(Stored data)
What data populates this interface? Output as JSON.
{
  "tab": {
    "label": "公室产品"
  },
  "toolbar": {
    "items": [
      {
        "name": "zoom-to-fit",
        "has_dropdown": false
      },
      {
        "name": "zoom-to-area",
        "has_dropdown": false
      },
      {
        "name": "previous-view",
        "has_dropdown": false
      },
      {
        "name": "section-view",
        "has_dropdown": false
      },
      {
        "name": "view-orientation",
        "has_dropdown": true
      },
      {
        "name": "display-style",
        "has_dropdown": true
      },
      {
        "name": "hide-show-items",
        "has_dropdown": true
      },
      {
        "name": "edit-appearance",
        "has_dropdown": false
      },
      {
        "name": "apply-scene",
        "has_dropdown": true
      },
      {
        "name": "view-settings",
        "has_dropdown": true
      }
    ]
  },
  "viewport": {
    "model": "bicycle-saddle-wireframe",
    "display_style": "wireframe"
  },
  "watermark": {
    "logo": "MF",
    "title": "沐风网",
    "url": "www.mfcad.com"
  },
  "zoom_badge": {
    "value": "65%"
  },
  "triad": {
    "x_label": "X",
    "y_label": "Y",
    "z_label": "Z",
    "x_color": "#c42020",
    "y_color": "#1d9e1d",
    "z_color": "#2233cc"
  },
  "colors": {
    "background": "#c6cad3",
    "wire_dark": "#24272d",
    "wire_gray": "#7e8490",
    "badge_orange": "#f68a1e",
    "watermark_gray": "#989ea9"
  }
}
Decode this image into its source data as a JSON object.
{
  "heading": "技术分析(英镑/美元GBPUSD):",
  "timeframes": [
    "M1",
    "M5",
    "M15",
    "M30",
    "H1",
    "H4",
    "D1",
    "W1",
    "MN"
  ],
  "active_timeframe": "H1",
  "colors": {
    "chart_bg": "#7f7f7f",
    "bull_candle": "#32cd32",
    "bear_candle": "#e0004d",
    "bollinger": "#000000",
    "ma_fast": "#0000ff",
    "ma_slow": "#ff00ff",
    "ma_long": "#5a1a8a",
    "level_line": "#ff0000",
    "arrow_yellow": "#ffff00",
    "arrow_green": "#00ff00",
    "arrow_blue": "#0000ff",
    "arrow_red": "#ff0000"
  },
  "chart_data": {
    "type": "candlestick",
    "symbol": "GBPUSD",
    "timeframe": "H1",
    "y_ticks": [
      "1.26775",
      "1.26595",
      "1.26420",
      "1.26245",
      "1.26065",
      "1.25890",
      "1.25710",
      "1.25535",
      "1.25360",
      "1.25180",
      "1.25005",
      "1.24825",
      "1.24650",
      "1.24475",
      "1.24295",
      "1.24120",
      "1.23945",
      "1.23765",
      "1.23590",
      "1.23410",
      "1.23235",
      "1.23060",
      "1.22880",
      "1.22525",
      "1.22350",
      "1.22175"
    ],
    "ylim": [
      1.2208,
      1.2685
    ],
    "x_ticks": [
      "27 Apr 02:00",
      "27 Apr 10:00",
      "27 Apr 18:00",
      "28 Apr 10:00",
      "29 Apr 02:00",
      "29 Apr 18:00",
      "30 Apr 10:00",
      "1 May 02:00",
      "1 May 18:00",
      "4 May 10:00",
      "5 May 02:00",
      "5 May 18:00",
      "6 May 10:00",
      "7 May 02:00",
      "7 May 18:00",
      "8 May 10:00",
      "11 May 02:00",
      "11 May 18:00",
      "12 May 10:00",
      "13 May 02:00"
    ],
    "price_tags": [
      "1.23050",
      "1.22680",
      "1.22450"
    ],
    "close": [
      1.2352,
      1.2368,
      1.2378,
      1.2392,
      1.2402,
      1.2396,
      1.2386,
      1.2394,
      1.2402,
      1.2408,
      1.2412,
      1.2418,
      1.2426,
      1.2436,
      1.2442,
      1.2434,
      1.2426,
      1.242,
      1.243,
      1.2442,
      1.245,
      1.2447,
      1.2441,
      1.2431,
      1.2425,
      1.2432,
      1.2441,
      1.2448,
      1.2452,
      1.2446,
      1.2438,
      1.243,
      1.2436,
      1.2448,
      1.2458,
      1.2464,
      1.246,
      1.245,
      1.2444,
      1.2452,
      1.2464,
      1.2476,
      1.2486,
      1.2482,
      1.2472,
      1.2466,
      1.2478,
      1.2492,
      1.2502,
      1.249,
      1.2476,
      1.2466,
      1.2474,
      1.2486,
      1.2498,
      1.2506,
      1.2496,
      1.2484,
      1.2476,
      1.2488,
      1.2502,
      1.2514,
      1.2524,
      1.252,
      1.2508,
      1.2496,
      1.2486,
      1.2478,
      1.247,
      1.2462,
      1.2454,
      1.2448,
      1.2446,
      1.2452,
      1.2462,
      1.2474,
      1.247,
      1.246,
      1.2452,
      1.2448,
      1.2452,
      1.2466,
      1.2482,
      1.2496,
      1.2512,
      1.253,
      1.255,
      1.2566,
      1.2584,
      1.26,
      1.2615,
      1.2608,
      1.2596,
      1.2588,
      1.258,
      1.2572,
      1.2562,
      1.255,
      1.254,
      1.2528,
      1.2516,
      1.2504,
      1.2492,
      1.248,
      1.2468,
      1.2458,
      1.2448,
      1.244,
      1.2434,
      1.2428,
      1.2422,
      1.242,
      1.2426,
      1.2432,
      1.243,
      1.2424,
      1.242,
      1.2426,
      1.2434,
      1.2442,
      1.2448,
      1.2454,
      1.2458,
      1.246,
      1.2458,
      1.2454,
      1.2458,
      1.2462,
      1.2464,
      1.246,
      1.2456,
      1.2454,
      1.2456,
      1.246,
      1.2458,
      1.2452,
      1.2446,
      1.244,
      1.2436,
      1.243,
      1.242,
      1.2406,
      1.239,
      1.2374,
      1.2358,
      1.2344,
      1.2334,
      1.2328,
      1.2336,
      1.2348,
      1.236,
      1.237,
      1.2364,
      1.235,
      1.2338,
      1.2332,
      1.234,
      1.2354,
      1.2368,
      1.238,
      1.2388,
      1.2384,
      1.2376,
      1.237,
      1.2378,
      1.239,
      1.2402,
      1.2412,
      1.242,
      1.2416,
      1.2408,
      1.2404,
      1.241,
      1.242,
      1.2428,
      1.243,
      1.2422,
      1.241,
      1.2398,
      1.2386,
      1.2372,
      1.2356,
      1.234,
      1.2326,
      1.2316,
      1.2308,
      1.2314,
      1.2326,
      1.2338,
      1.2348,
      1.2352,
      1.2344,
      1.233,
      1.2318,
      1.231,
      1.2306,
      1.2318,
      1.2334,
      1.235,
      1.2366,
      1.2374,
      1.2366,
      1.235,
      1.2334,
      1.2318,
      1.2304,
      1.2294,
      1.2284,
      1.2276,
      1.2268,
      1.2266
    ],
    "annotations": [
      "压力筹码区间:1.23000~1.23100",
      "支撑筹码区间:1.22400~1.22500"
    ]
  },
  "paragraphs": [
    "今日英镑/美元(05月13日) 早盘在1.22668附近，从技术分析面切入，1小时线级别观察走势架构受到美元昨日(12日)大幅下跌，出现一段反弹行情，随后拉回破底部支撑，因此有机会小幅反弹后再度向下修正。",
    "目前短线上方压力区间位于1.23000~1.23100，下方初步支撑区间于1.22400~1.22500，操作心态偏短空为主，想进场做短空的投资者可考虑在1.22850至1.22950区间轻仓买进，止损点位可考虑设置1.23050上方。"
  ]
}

> Exercise description:
Repeat each record exactly, leaving nothing out.

> Task output:
What data populates this interface? Output as JSON.
{
  "tab": {
    "label": "公室产品"
  },
  "toolbar": {
    "items": [
      {
        "name": "zoom-to-fit",
        "has_dropdown": false
      },
      {
        "name": "zoom-to-area",
        "has_dropdown": false
      },
      {
        "name": "previous-view",
        "has_dropdown": false
      },
      {
        "name": "section-view",
        "has_dropdown": false
      },
      {
        "name": "view-orientation",
        "has_dropdown": true
      },
      {
        "name": "display-style",
        "has_dropdown": true
      },
      {
        "name": "hide-show-items",
        "has_dropdown": true
      },
      {
        "name": "edit-appearance",
        "has_dropdown": false
      },
      {
        "name": "apply-scene",
        "has_dropdown": true
      },
      {
        "name": "view-settings",
        "has_dropdown": true
      }
    ]
  },
  "viewport": {
    "model": "bicycle-saddle-wireframe",
    "display_style": "wireframe"
  },
  "watermark": {
    "logo": "MF",
    "title": "沐风网",
    "url": "www.mfcad.com"
  },
  "zoom_badge": {
    "value": "65%"
  },
  "triad": {
    "x_label": "X",
    "y_label": "Y",
    "z_label": "Z",
    "x_color": "#c42020",
    "y_color": "#1d9e1d",
    "z_color": "#2233cc"
  },
  "colors": {
    "background": "#c6cad3",
    "wire_dark": "#24272d",
    "wire_gray": "#7e8490",
    "badge_orange": "#f68a1e",
    "watermark_gray": "#989ea9"
  }
}
Decode this image into its source data as a JSON object.
{
  "heading": "技术分析(英镑/美元GBPUSD):",
  "timeframes": [
    "M1",
    "M5",
    "M15",
    "M30",
    "H1",
    "H4",
    "D1",
    "W1",
    "MN"
  ],
  "active_timeframe": "H1",
  "colors": {
    "chart_bg": "#7f7f7f",
    "bull_candle": "#32cd32",
    "bear_candle": "#e0004d",
    "bollinger": "#000000",
    "ma_fast": "#0000ff",
    "ma_slow": "#ff00ff",
    "ma_long": "#5a1a8a",
    "level_line": "#ff0000",
    "arrow_yellow": "#ffff00",
    "arrow_green": "#00ff00",
    "arrow_blue": "#0000ff",
    "arrow_red": "#ff0000"
  },
  "chart_data": {
    "type": "candlestick",
    "symbol": "GBPUSD",
    "timeframe": "H1",
    "y_ticks": [
      "1.26775",
      "1.26595",
      "1.26420",
      "1.26245",
      "1.26065",
      "1.25890",
      "1.25710",
      "1.25535",
      "1.25360",
      "1.25180",
      "1.25005",
      "1.24825",
      "1.24650",
      "1.24475",
      "1.24295",
      "1.24120",
      "1.23945",
      "1.23765",
      "1.23590",
      "1.23410",
      "1.23235",
      "1.23060",
      "1.22880",
      "1.22525",
      "1.22350",
      "1.22175"
    ],
    "ylim": [
      1.2208,
      1.2685
    ],
    "x_ticks": [
      "27 Apr 02:00",
      "27 Apr 10:00",
      "27 Apr 18:00",
      "28 Apr 10:00",
      "29 Apr 02:00",
      "29 Apr 18:00",
      "30 Apr 10:00",
      "1 May 02:00",
      "1 May 18:00",
      "4 May 10:00",
      "5 May 02:00",
      "5 May 18:00",
      "6 May 10:00",
      "7 May 02:00",
      "7 May 18:00",
      "8 May 10:00",
      "11 May 02:00",
      "11 May 18:00",
      "12 May 10:00",
      "13 May 02:00"
    ],
    "price_tags": [
      "1.23050",
      "1.22680",
      "1.22450"
    ],
    "close": [
      1.2352,
      1.2368,
      1.2378,
      1.2392,
      1.2402,
      1.2396,
      1.2386,
      1.2394,
      1.2402,
      1.2408,
      1.2412,
      1.2418,
      1.2426,
      1.2436,
      1.2442,
      1.2434,
      1.2426,
      1.242,
      1.243,
      1.2442,
      1.245,
      1.2447,
      1.2441,
      1.2431,
      1.2425,
      1.2432,
      1.2441,
      1.2448,
      1.2452,
      1.2446,
      1.2438,
      1.243,
      1.2436,
      1.2448,
      1.2458,
      1.2464,
      1.246,
      1.245,
      1.2444,
      1.2452,
      1.2464,
      1.2476,
      1.2486,
      1.2482,
      1.2472,
      1.2466,
      1.2478,
      1.2492,
      1.2502,
      1.249,
      1.2476,
      1.2466,
      1.2474,
      1.2486,
      1.2498,
      1.2506,
      1.2496,
      1.2484,
      1.2476,
      1.2488,
      1.2502,
      1.2514,
      1.2524,
      1.252,
      1.2508,
      1.2496,
      1.2486,
      1.2478,
      1.247,
      1.2462,
      1.2454,
      1.2448,
      1.2446,
      1.2452,
      1.2462,
      1.2474,
      1.247,
      1.246,
      1.2452,
      1.2448,
      1.2452,
      1.2466,
      1.2482,
      1.2496,
      1.2512,
      1.253,
      1.255,
      1.2566,
      1.2584,
      1.26,
      1.2615,
      1.2608,
      1.2596,
      1.2588,
      1.258,
      1.2572,
      1.2562,
      1.255,
      1.254,
      1.2528,
      1.2516,
      1.2504,
      1.2492,
      1.248,
      1.2468,
      1.2458,
      1.2448,
      1.244,
      1.2434,
      1.2428,
      1.2422,
      1.242,
      1.2426,
      1.2432,
      1.243,
      1.2424,
      1.242,
      1.2426,
      1.2434,
      1.2442,
      1.2448,
      1.2454,
      1.2458,
      1.246,
      1.2458,
      1.2454,
      1.2458,
      1.2462,
      1.2464,
      1.246,
      1.2456,
      1.2454,
      1.2456,
      1.246,
      1.2458,
      1.2452,
      1.2446,
      1.244,
      1.2436,
      1.243,
      1.242,
      1.2406,
      1.239,
      1.2374,
      1.2358,
      1.2344,
      1.2334,
      1.2328,
      1.2336,
      1.2348,
      1.236,
      1.237,
      1.2364,
      1.235,
      1.2338,
      1.2332,
      1.234,
      1.2354,
      1.2368,
      1.238,
      1.2388,
      1.2384,
      1.2376,
      1.237,
      1.2378,
      1.239,
      1.2402,
      1.2412,
      1.242,
      1.2416,
      1.2408,
      1.2404,
      1.241,
      1.242,
      1.2428,
      1.243,
      1.2422,
      1.241,
      1.2398,
      1.2386,
      1.2372,
      1.2356,
      1.234,
      1.2326,
      1.2316,
      1.2308,
      1.2314,
      1.2326,
      1.2338,
      1.2348,
      1.2352,
      1.2344,
      1.233,
      1.2318,
      1.231,
      1.2306,
      1.2318,
      1.2334,
      1.235,
      1.2366,
      1.2374,
      1.2366,
      1.235,
      1.2334,
      1.2318,
      1.2304,
      1.2294,
      1.2284,
      1.2276,
      1.2268,
      1.2266
    ],
    "annotations": [
      "压力筹码区间:1.23000~1.23100",
      "支撑筹码区间:1.22400~1.22500"
    ]
  },
  "paragraphs": [
    "今日英镑/美元(05月13日) 早盘在1.22668附近，从技术分析面切入，1小时线级别观察走势架构受到美元昨日(12日)大幅下跌，出现一段反弹行情，随后拉回破底部支撑，因此有机会小幅反弹后再度向下修正。",
    "目前短线上方压力区间位于1.23000~1.23100，下方初步支撑区间于1.22400~1.22500，操作心态偏短空为主，想进场做短空的投资者可考虑在1.22850至1.22950区间轻仓买进，止损点位可考虑设置1.23050上方。"
  ]
}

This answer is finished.